───── Task material ─────

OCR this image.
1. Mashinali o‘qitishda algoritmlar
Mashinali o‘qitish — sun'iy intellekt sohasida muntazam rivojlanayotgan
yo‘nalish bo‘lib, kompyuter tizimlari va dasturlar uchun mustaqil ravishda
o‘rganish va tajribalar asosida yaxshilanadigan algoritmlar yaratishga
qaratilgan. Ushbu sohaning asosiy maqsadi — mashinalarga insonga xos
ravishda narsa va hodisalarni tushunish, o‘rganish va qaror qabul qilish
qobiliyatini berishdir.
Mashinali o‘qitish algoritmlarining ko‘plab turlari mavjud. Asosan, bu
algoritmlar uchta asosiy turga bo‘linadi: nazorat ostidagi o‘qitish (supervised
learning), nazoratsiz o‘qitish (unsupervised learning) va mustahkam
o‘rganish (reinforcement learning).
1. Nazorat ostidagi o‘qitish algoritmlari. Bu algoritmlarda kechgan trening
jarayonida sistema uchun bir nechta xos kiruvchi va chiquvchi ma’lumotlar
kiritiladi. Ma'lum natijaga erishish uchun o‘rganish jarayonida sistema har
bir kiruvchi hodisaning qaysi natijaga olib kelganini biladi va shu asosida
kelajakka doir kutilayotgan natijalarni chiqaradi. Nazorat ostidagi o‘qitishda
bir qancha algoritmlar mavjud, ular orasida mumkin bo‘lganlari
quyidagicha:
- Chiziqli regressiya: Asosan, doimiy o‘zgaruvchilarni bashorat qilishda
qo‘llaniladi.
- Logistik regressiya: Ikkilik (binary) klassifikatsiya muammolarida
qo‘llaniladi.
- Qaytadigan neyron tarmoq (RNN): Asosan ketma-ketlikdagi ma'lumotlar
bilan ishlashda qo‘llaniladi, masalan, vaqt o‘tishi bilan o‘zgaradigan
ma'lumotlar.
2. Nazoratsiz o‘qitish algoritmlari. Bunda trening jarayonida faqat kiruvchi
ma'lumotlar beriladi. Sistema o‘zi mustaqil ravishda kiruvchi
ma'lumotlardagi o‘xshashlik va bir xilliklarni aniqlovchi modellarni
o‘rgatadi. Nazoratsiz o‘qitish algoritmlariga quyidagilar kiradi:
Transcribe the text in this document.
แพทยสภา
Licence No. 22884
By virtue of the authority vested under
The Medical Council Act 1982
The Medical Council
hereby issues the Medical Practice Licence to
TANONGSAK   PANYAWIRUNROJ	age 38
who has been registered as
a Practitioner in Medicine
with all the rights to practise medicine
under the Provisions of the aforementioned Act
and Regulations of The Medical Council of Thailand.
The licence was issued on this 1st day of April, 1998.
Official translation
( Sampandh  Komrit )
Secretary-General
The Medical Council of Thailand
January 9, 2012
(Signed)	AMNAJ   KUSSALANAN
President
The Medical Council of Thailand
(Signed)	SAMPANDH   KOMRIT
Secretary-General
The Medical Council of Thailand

─────

Short task - Copy out the full listing exactly.

Result of the task -
OCR this image.
1. Mashinali o‘qitishda algoritmlar
Mashinali o‘qitish — sun'iy intellekt sohasida muntazam rivojlanayotgan
yo‘nalish bo‘lib, kompyuter tizimlari va dasturlar uchun mustaqil ravishda
o‘rganish va tajribalar asosida yaxshilanadigan algoritmlar yaratishga
qaratilgan. Ushbu sohaning asosiy maqsadi — mashinalarga insonga xos
ravishda narsa va hodisalarni tushunish, o‘rganish va qaror qabul qilish
qobiliyatini berishdir.
Mashinali o‘qitish algoritmlarining ko‘plab turlari mavjud. Asosan, bu
algoritmlar uchta asosiy turga bo‘linadi: nazorat ostidagi o‘qitish (supervised
learning), nazoratsiz o‘qitish (unsupervised learning) va mustahkam
o‘rganish (reinforcement learning).
1. Nazorat ostidagi o‘qitish algoritmlari. Bu algoritmlarda kechgan trening
jarayonida sistema uchun bir nechta xos kiruvchi va chiquvchi ma’lumotlar
kiritiladi. Ma'lum natijaga erishish uchun o‘rganish jarayonida sistema har
bir kiruvchi hodisaning qaysi natijaga olib kelganini biladi va shu asosida
kelajakka doir kutilayotgan natijalarni chiqaradi. Nazorat ostidagi o‘qitishda
bir qancha algoritmlar mavjud, ular orasida mumkin bo‘lganlari
quyidagicha:
- Chiziqli regressiya: Asosan, doimiy o‘zgaruvchilarni bashorat qilishda
qo‘llaniladi.
- Logistik regressiya: Ikkilik (binary) klassifikatsiya muammolarida
qo‘llaniladi.
- Qaytadigan neyron tarmoq (RNN): Asosan ketma-ketlikdagi ma'lumotlar
bilan ishlashda qo‘llaniladi, masalan, vaqt o‘tishi bilan o‘zgaradigan
ma'lumotlar.
2. Nazoratsiz o‘qitish algoritmlari. Bunda trening jarayonida faqat kiruvchi
ma'lumotlar beriladi. Sistema o‘zi mustaqil ravishda kiruvchi
ma'lumotlardagi o‘xshashlik va bir xilliklarni aniqlovchi modellarni
o‘rgatadi. Nazoratsiz o‘qitish algoritmlariga quyidagilar kiradi:
Transcribe the text in this document.
แพทยสภา
Licence No. 22884
By virtue of the authority vested under
The Medical Council Act 1982
The Medical Council
hereby issues the Medical Practice Licence to
TANONGSAK   PANYAWIRUNROJ	age 38
who has been registered as
a Practitioner in Medicine
with all the rights to practise medicine
under the Provisions of the aforementioned Act
and Regulations of The Medical Council of Thailand.
The licence was issued on this 1st day of April, 1998.
Official translation
( Sampandh  Komrit )
Secretary-General
The Medical Council of Thailand
January 9, 2012
(Signed)	AMNAJ   KUSSALANAN
President
The Medical Council of Thailand
(Signed)	SAMPANDH   KOMRIT
Secretary-General
The Medical Council of Thailand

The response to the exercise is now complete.